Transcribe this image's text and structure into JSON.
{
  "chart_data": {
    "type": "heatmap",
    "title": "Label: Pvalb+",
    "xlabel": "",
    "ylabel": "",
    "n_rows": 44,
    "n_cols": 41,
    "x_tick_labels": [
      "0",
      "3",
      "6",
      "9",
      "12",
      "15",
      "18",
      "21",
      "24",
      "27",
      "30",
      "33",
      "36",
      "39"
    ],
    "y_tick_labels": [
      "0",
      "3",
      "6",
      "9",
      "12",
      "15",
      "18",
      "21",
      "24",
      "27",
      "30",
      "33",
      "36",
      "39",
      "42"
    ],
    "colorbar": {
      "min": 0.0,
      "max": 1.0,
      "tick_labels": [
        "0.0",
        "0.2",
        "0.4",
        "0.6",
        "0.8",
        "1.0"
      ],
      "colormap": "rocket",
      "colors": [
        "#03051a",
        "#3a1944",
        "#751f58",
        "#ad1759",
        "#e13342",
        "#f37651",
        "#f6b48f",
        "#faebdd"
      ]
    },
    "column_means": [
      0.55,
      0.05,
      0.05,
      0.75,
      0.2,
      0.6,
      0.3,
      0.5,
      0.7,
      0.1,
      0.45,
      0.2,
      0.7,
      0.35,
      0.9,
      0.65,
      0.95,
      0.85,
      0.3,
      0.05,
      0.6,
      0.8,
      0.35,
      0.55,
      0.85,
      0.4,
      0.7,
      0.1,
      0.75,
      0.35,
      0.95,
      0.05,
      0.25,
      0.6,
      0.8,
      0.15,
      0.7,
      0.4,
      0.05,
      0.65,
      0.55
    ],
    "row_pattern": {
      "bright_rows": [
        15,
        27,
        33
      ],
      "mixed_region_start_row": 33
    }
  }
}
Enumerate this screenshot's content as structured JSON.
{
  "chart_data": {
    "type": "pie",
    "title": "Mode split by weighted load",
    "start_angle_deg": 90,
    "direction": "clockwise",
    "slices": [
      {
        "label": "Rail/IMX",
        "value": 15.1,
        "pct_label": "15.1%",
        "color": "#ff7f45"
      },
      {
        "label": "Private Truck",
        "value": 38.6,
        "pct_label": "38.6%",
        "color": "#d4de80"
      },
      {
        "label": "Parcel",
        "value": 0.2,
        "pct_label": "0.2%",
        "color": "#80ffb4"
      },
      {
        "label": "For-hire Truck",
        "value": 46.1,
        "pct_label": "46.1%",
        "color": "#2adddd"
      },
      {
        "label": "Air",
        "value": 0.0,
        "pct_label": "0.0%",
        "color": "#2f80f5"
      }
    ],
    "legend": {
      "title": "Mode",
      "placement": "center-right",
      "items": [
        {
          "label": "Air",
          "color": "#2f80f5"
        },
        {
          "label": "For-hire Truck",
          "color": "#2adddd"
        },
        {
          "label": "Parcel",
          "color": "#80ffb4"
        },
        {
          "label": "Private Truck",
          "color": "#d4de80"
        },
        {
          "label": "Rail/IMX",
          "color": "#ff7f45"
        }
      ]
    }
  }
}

===============

Problem to work on
Locate "Enumerate this screenshot's" in the data above. Then repeat, exactly, its line and each line after it through the last, adding nothing.

Output for this task
Enumerate this screenshot's content as structured JSON.
{
  "chart_data": {
    "type": "pie",
    "title": "Mode split by weighted load",
    "start_angle_deg": 90,
    "direction": "clockwise",
    "slices": [
      {
        "label": "Rail/IMX",
        "value": 15.1,
        "pct_label": "15.1%",
        "color": "#ff7f45"
      },
      {
        "label": "Private Truck",
        "value": 38.6,
        "pct_label": "38.6%",
        "color": "#d4de80"
      },
      {
        "label": "Parcel",
        "value": 0.2,
        "pct_label": "0.2%",
        "color": "#80ffb4"
      },
      {
        "label": "For-hire Truck",
        "value": 46.1,
        "pct_label": "46.1%",
        "color": "#2adddd"
      },
      {
        "label": "Air",
        "value": 0.0,
        "pct_label": "0.0%",
        "color": "#2f80f5"
      }
    ],
    "legend": {
      "title": "Mode",
      "placement": "center-right",
      "items": [
        {
          "label": "Air",
          "color": "#2f80f5"
        },
        {
          "label": "For-hire Truck",
          "color": "#2adddd"
        },
        {
          "label": "Parcel",
          "color": "#80ffb4"
        },
        {
          "label": "Private Truck",
          "color": "#d4de80"
        },
        {
          "label": "Rail/IMX",
          "color": "#ff7f45"
        }
      ]
    }
  }
}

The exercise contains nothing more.